**SHORT EXERCISE:** In the entries below, find the lines with the word "принадлежности" and copy them.

**TASK MATERIAL:**
________________________________________

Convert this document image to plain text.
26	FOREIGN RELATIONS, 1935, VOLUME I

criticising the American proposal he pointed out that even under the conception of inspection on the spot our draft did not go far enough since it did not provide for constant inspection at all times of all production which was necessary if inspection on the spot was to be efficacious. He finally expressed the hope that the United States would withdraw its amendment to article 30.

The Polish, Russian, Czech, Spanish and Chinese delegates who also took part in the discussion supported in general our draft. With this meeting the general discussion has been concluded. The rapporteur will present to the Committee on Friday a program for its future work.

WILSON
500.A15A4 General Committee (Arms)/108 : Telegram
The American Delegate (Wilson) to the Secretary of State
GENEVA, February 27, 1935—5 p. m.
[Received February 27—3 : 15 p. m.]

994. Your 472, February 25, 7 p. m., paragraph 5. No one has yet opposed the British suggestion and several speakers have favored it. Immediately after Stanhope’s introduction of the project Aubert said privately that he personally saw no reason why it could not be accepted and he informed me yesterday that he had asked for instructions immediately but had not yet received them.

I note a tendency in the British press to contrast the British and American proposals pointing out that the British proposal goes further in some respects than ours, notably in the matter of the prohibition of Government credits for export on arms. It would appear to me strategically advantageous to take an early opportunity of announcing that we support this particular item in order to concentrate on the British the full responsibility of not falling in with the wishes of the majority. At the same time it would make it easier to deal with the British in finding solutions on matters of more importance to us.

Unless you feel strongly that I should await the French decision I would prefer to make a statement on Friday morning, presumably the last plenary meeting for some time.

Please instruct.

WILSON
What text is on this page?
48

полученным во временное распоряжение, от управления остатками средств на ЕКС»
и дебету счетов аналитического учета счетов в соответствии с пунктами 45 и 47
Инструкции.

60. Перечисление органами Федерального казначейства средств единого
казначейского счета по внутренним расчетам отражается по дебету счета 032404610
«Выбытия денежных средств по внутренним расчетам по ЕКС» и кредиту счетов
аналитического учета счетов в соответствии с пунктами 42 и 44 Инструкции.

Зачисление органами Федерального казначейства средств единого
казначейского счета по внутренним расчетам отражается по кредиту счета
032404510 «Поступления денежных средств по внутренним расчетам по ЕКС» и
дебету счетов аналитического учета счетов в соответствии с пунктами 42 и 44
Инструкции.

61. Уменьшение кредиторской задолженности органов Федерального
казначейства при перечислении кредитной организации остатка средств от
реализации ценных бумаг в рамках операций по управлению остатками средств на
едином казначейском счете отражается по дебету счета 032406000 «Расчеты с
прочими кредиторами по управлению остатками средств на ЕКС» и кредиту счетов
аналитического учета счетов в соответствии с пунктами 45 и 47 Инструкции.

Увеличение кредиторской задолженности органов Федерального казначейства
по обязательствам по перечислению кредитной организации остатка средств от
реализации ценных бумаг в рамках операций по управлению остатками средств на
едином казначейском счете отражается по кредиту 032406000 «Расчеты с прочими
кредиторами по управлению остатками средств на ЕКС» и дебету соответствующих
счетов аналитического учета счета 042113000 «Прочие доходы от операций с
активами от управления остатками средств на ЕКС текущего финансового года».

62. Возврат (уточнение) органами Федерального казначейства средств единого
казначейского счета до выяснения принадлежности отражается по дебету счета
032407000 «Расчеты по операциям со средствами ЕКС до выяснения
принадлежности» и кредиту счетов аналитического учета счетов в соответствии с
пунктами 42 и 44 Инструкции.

________________________________________

**TASK SOLUTION:**
казначейского счета до выяснения принадлежности отражается по дебету счета
принадлежности» и кредиту счетов аналитического учета счетов в соответствии с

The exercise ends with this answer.